Copy every entry word for word. Skip the pictures.

■ DATASET EXTRACT ■
** BEGIN **

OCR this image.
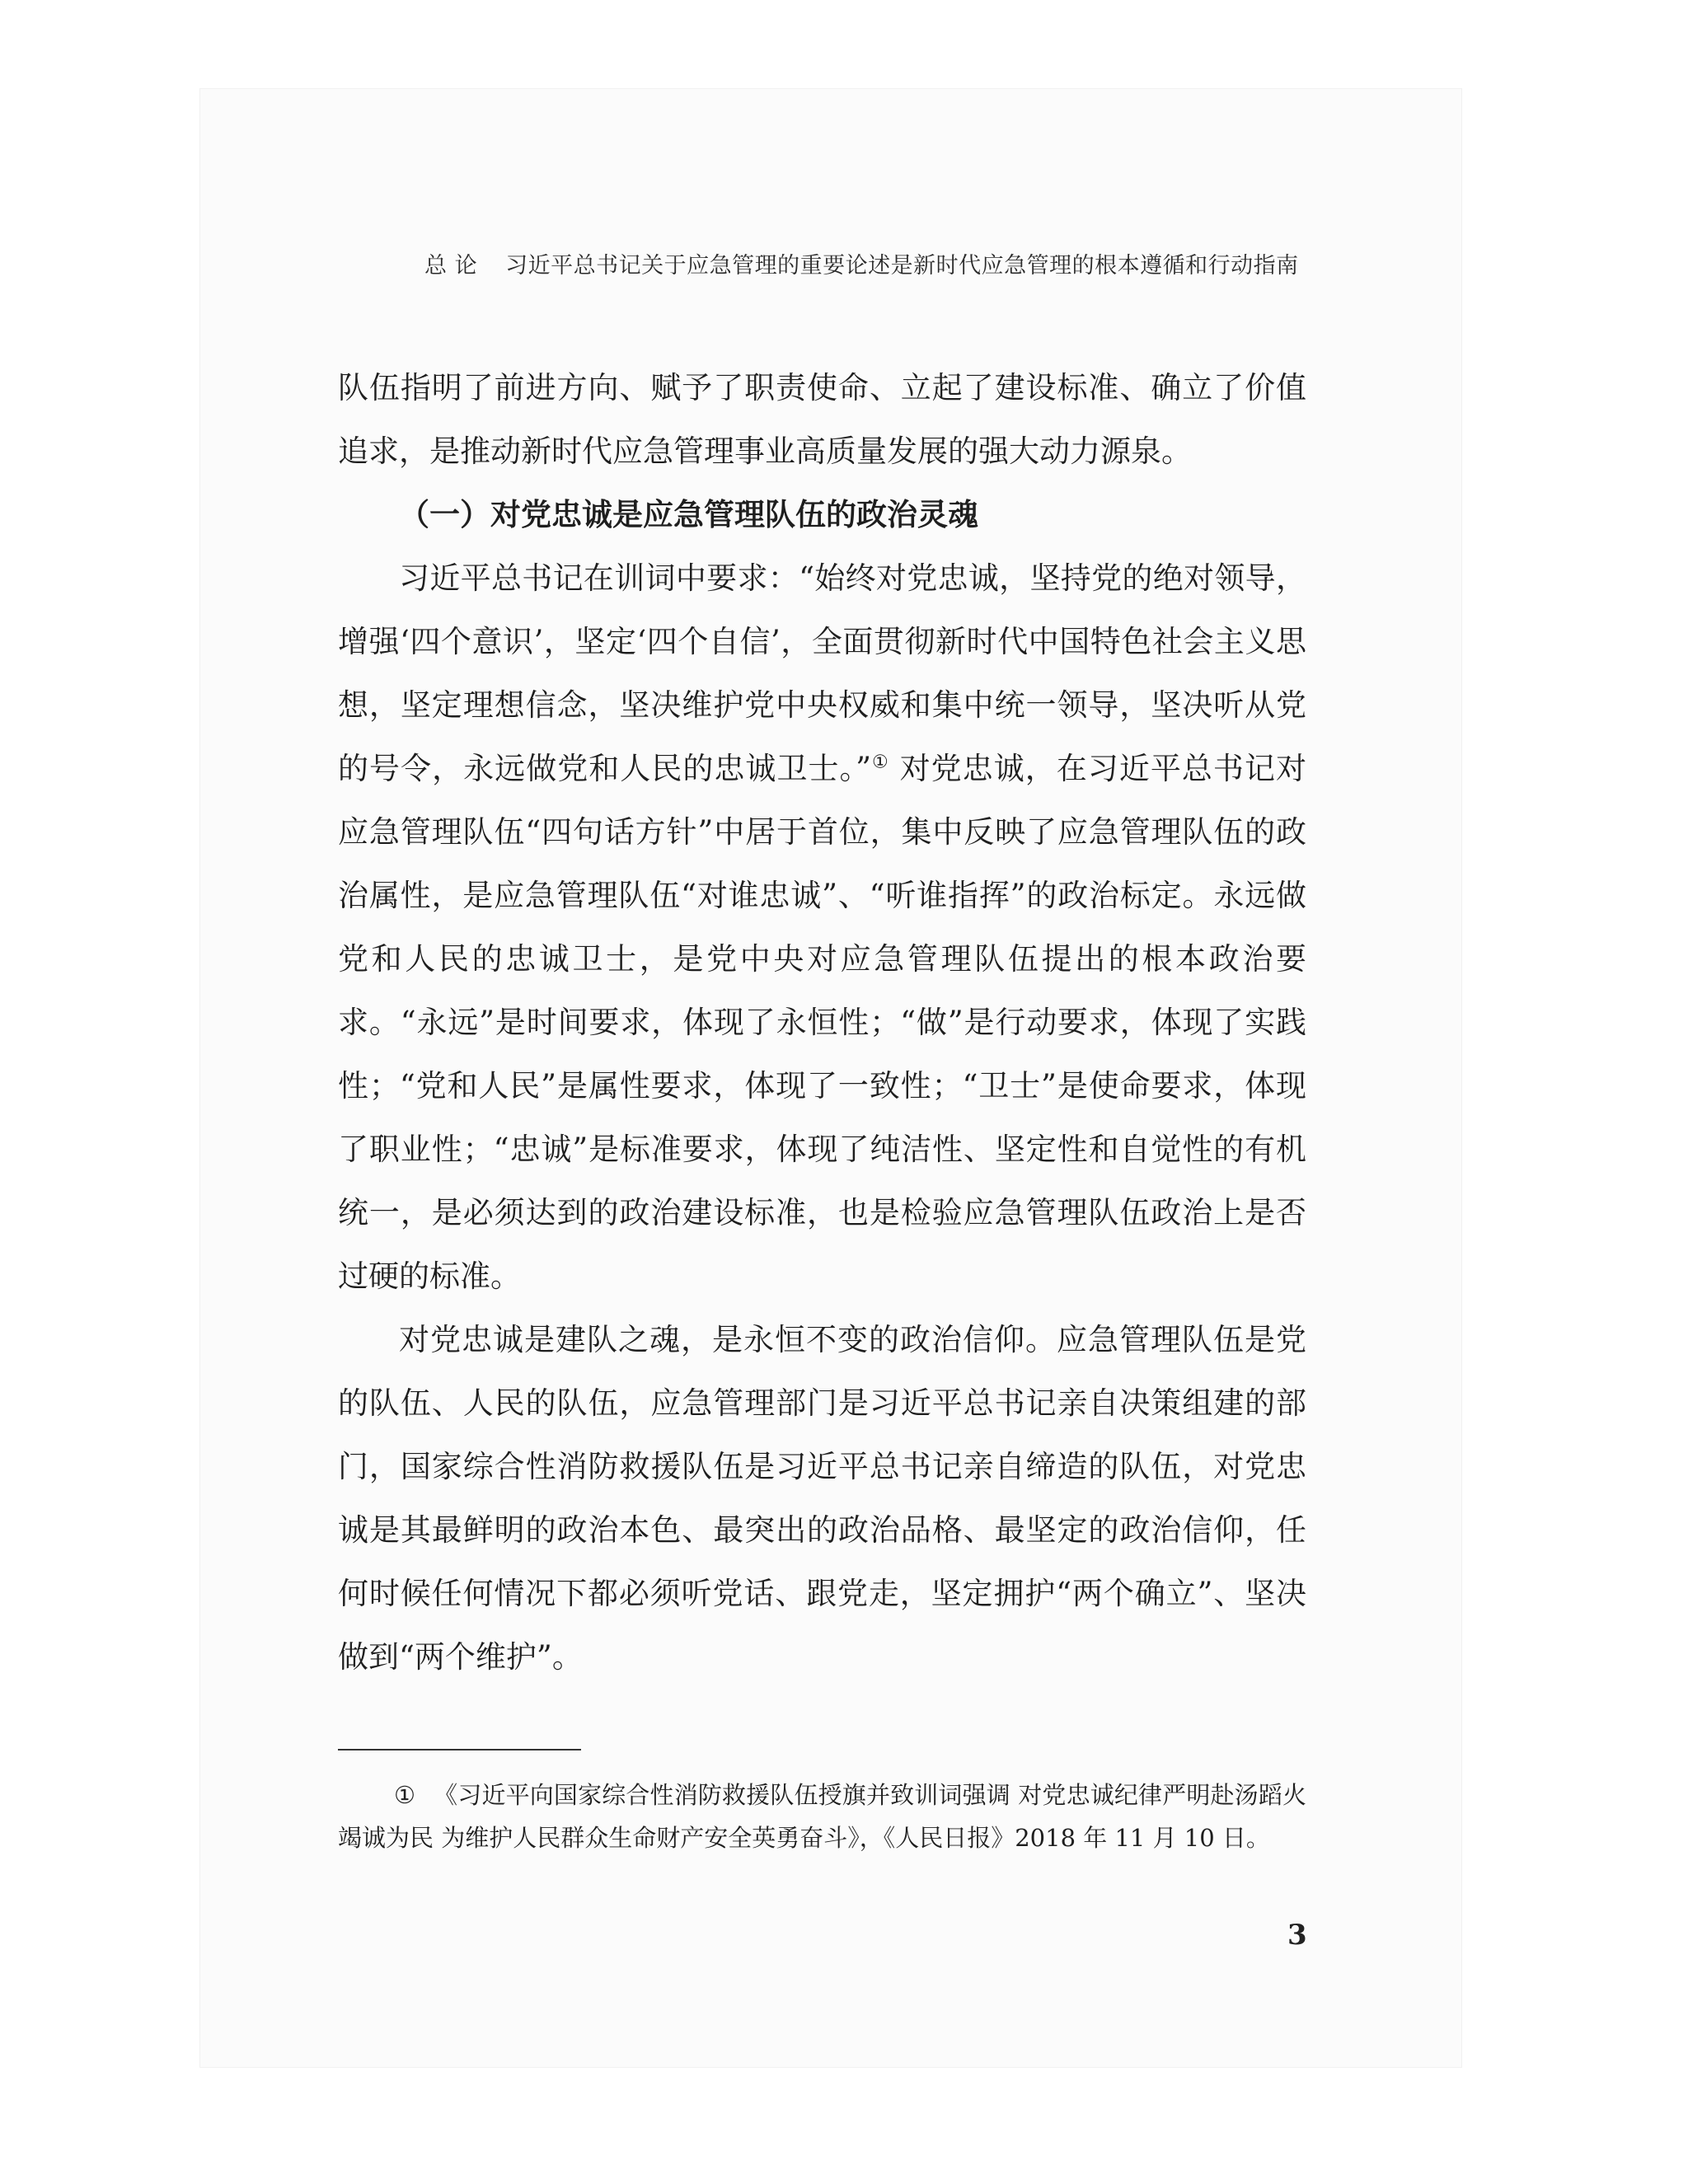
总 论 习近平总书记关于应急管理的重要论述是新时代应急管理的根本遵循和行动指南

队伍指明了前进方向、赋予了职责使命、立起了建设标准、确立了价值追求，是推动新时代应急管理事业高质量发展的强大动力源泉。

（一）对党忠诚是应急管理队伍的政治灵魂

习近平总书记在训词中要求：“始终对党忠诚，坚持党的绝对领导，增强‘四个意识’，坚定‘四个自信’，全面贯彻新时代中国特色社会主义思想，坚定理想信念，坚决维护党中央权威和集中统一领导，坚决听从党的号令，永远做党和人民的忠诚卫士。”① 对党忠诚，在习近平总书记对应急管理队伍“四句话方针”中居于首位，集中反映了应急管理队伍的政治属性，是应急管理队伍“对谁忠诚”、“听谁指挥”的政治标定。永远做党和人民的忠诚卫士，是党中央对应急管理队伍提出的根本政治要求。“永远”是时间要求，体现了永恒性；“做”是行动要求，体现了实践性；“党和人民”是属性要求，体现了一致性；“卫士”是使命要求，体现了职业性；“忠诚”是标准要求，体现了纯洁性、坚定性和自觉性的有机统一，是必须达到的政治建设标准，也是检验应急管理队伍政治上是否过硬的标准。

对党忠诚是建队之魂，是永恒不变的政治信仰。应急管理队伍是党的队伍、人民的队伍，应急管理部门是习近平总书记亲自决策组建的部门，国家综合性消防救援队伍是习近平总书记亲自缔造的队伍，对党忠诚是其最鲜明的政治本色、最突出的政治品格、最坚定的政治信仰，任何时候任何情况下都必须听党话、跟党走，坚定拥护“两个确立”、坚决做到“两个维护”。

① 《习近平向国家综合性消防救援队伍授旗并致训词强调 对党忠诚纪律严明赴汤蹈火竭诚为民 为维护人民群众生命财产安全英勇奋斗》，《人民日报》2018 年 11 月 10 日。
3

** END **

■ ANSWER ■
OCR this image.
总 论 习近平总书记关于应急管理的重要论述是新时代应急管理的根本遵循和行动指南

队伍指明了前进方向、赋予了职责使命、立起了建设标准、确立了价值追求，是推动新时代应急管理事业高质量发展的强大动力源泉。

（一）对党忠诚是应急管理队伍的政治灵魂

习近平总书记在训词中要求：“始终对党忠诚，坚持党的绝对领导，增强‘四个意识’，坚定‘四个自信’，全面贯彻新时代中国特色社会主义思想，坚定理想信念，坚决维护党中央权威和集中统一领导，坚决听从党的号令，永远做党和人民的忠诚卫士。”① 对党忠诚，在习近平总书记对应急管理队伍“四句话方针”中居于首位，集中反映了应急管理队伍的政治属性，是应急管理队伍“对谁忠诚”、“听谁指挥”的政治标定。永远做党和人民的忠诚卫士，是党中央对应急管理队伍提出的根本政治要求。“永远”是时间要求，体现了永恒性；“做”是行动要求，体现了实践性；“党和人民”是属性要求，体现了一致性；“卫士”是使命要求，体现了职业性；“忠诚”是标准要求，体现了纯洁性、坚定性和自觉性的有机统一，是必须达到的政治建设标准，也是检验应急管理队伍政治上是否过硬的标准。

对党忠诚是建队之魂，是永恒不变的政治信仰。应急管理队伍是党的队伍、人民的队伍，应急管理部门是习近平总书记亲自决策组建的部门，国家综合性消防救援队伍是习近平总书记亲自缔造的队伍，对党忠诚是其最鲜明的政治本色、最突出的政治品格、最坚定的政治信仰，任何时候任何情况下都必须听党话、跟党走，坚定拥护“两个确立”、坚决做到“两个维护”。

① 《习近平向国家综合性消防救援队伍授旗并致训词强调 对党忠诚纪律严明赴汤蹈火竭诚为民 为维护人民群众生命财产安全英勇奋斗》，《人民日报》2018 年 11 月 10 日。
3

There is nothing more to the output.